Manovra Fiscale 2020, ecco il Bonus facciate: l’occasione per ristrutturare o rinfrescare le facciate degli edifici

Quando si deve procedere alla ristrutturazione della propria abitazione, il tentennamento principale è sempre quello che riguarda la spesa. Tuttavia, anche quest’anno la Legge di Bilancio ha garantito sconti e agevolazioni molto importanti per chi decide di operare un “restyling” della propria casa, sia dal punto di vista del miglioramento estetico che sul piano della resistenza sismica. La Manovra Fiscale 2020 ha visto la conferma di alcuni “bonus” che hanno riscosso molto consenso negli anni precedenti, ovvero la ristrutturazione edilizia, l’ecobonus e appunto il sisma bonus. Ma la nuova Legge di Bilancio ha introdotto anche un’altra agevolazione che sta già suscitando molto interesse in tutti coloro che devono ristrutturare casa.

Bonus facciate, cos’è e in cosa consiste

Stiamo parlando del bonus facciate, che consente di ristrutturare o rinfrescare le facciate degli edifici con un recupero fiscale che può arrivare fino al 90%. Come precisato nella Manovra Fiscale 2020 varata dal governo, questa speciale detrazione riguarda le spese sostenute nell’anno appena cominciato per tutti i lavori che riguardano la facciata del proprio appartamento. Tuttavia, come precisato nella Legge, il bonus facciate può essere applicato solo alle aree più abitate, comunemente note come “zone omogenee” A e B. Nel bonus facciate sono compresi diversi interventi, tra cui quelli ai cornicioni, ai balconi, alle finestre e alle grondaie, oltre ovviamente all’intonaco e alla ritinteggiatura.

Istruzioni di lavoro:
a – Elenca tutti gli interventi che, secondo il testo sul bonus facciate, sono compresi nel bonus.
b – Riporta il passo del testo sul bonus facciate che va da "Quando si deve" fino a "devono ristrutturare casa." compreso.

Estratti di dati:
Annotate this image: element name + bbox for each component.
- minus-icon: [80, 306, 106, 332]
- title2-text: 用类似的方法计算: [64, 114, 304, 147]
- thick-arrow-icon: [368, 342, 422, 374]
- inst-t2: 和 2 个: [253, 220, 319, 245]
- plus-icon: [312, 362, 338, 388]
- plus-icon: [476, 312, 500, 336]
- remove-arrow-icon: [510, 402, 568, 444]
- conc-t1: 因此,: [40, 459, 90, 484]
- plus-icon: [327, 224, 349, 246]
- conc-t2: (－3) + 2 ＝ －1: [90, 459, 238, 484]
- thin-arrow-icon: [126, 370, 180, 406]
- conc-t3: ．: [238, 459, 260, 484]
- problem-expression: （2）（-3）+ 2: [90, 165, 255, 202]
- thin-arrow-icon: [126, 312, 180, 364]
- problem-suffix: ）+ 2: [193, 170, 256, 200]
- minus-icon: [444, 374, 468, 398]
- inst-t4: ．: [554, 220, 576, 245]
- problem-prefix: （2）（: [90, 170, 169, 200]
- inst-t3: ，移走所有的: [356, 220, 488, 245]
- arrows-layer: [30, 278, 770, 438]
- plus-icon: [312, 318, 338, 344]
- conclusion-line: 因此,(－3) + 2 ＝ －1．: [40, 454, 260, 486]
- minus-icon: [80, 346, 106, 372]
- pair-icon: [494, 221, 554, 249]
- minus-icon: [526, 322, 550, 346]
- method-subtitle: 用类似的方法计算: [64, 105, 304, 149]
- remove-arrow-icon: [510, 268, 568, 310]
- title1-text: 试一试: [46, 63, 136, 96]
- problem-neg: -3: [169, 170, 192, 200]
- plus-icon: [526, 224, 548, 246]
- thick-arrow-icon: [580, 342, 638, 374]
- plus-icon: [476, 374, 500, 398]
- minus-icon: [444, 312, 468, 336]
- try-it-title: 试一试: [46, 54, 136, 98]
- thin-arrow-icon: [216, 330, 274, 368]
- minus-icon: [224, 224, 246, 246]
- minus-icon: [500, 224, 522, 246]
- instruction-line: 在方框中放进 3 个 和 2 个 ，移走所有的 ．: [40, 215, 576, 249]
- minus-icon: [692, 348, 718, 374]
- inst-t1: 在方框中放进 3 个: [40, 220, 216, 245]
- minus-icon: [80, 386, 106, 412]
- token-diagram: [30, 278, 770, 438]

Risultati degli esercizi:
a –
- cornicioni
- balconi
- finestre
- grondaie
- intonaco
- ritinteggiatura

b –
Quando si deve procedere alla ristrutturazione della propria abitazione, il tentennamento principale è sempre quello che riguarda la spesa. Tuttavia, anche quest’anno la Legge di Bilancio ha garantito sconti e agevolazioni molto importanti per chi decide di operare un “restyling” della propria casa, sia dal punto di vista del miglioramento estetico che sul piano della resistenza sismica. La Manovra Fiscale 2020 ha visto la conferma di alcuni “bonus” che hanno riscosso molto consenso negli anni precedenti, ovvero la ristrutturazione edilizia, l’ecobonus e appunto il sisma bonus. Ma la nuova Legge di Bilancio ha introdotto anche un’altra agevolazione che sta già suscitando molto interesse in tutti coloro che devono ristrutturare casa.